WHAT THE TASK ASKS => Tally the lines in these records that hold the string "name", and reply with the number alone.

=== SUPPLIED DATA ===

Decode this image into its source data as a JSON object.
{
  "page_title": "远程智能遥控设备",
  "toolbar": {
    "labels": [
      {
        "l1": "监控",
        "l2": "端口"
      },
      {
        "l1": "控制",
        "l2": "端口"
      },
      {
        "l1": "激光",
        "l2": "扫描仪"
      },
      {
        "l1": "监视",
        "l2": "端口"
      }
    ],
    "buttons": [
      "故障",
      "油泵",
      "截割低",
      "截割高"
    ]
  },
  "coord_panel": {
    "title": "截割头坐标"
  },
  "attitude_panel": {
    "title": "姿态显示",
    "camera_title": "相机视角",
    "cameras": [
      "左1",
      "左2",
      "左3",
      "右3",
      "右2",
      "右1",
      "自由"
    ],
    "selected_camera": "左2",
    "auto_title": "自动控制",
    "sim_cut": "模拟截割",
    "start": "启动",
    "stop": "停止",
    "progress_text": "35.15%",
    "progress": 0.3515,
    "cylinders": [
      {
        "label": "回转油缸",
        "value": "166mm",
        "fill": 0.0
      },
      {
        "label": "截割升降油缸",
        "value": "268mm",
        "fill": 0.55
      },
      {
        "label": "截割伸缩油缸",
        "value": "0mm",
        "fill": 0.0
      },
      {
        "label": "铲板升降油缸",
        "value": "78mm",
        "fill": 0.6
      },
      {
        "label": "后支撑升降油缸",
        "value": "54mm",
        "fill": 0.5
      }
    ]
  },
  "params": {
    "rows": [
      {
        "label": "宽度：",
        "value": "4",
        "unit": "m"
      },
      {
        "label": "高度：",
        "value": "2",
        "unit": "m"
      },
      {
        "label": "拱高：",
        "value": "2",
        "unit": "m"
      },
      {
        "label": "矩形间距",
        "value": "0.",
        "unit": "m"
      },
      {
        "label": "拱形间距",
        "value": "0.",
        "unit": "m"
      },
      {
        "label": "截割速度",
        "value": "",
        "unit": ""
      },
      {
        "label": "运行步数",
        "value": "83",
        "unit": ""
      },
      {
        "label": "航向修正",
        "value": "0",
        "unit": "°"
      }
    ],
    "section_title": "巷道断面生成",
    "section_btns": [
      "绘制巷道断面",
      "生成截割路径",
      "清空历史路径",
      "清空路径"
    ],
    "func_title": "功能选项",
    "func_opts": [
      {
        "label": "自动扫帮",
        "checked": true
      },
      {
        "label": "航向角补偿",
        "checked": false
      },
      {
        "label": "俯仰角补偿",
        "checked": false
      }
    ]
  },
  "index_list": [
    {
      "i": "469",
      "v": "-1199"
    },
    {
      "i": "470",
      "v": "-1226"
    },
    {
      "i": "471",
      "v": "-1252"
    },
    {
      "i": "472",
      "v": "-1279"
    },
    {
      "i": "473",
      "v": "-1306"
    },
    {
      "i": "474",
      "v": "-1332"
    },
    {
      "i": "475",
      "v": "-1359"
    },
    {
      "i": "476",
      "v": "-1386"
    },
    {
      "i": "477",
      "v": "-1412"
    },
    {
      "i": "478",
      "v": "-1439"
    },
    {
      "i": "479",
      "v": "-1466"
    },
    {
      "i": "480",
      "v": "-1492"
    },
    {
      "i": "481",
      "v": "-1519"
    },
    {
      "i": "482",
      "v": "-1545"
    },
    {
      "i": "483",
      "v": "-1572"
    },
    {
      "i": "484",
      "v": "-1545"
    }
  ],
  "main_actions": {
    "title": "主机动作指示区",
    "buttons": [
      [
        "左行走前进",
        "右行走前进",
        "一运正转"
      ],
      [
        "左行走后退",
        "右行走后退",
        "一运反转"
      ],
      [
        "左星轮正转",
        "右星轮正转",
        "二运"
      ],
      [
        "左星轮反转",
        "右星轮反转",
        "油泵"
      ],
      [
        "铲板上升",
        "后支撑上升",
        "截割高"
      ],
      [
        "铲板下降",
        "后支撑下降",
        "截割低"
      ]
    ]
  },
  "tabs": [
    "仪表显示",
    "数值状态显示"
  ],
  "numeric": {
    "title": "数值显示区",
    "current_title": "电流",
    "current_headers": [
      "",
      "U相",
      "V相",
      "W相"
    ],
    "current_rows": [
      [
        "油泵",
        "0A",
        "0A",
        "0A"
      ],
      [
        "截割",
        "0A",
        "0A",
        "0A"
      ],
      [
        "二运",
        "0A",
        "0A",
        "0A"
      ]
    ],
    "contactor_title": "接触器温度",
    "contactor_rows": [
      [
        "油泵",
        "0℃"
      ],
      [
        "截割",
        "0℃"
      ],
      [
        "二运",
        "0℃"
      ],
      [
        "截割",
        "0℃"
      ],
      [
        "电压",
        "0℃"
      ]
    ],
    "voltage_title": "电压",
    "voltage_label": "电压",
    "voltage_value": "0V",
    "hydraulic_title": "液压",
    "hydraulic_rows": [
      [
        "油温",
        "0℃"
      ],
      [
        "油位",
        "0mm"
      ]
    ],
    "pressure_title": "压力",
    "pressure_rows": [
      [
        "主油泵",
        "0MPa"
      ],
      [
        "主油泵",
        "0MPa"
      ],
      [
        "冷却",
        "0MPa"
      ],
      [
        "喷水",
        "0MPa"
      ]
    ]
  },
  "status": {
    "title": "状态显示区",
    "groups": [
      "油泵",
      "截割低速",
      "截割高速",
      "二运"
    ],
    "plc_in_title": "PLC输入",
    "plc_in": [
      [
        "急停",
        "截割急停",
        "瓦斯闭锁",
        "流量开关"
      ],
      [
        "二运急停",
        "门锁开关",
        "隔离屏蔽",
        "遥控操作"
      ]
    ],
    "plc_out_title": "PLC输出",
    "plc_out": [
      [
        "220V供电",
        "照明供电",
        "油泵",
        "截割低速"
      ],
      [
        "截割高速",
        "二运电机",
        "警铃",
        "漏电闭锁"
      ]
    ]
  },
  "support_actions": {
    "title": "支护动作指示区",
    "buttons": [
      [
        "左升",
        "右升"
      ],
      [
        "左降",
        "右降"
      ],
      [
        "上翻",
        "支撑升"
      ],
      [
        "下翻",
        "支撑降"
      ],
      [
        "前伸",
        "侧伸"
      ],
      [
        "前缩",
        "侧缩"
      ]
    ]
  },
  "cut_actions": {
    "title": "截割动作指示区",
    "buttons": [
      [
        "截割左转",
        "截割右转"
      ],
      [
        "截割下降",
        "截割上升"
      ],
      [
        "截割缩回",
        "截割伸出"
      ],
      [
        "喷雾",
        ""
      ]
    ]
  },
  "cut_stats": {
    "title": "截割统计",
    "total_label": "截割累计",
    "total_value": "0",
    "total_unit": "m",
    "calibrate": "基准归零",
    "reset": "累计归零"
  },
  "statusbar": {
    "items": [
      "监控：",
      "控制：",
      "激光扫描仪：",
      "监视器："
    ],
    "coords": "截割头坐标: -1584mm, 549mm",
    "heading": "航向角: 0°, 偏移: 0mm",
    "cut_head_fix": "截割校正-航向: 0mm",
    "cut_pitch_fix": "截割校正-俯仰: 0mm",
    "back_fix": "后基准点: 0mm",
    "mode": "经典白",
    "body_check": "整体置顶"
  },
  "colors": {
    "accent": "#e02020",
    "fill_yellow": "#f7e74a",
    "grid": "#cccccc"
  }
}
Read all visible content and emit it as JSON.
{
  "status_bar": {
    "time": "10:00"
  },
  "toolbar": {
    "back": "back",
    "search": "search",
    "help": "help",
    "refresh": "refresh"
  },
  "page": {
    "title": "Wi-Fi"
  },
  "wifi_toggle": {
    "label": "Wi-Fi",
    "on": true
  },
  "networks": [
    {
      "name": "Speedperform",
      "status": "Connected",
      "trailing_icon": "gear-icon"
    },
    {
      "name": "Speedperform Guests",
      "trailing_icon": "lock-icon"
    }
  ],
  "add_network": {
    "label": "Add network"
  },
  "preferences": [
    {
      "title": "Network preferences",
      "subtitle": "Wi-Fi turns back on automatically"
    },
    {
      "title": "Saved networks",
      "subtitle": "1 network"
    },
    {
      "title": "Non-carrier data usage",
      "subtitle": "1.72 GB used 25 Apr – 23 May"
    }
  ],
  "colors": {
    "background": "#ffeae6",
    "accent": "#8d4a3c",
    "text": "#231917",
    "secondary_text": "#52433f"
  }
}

===

ANSWER TO THIS EXERCISE => 2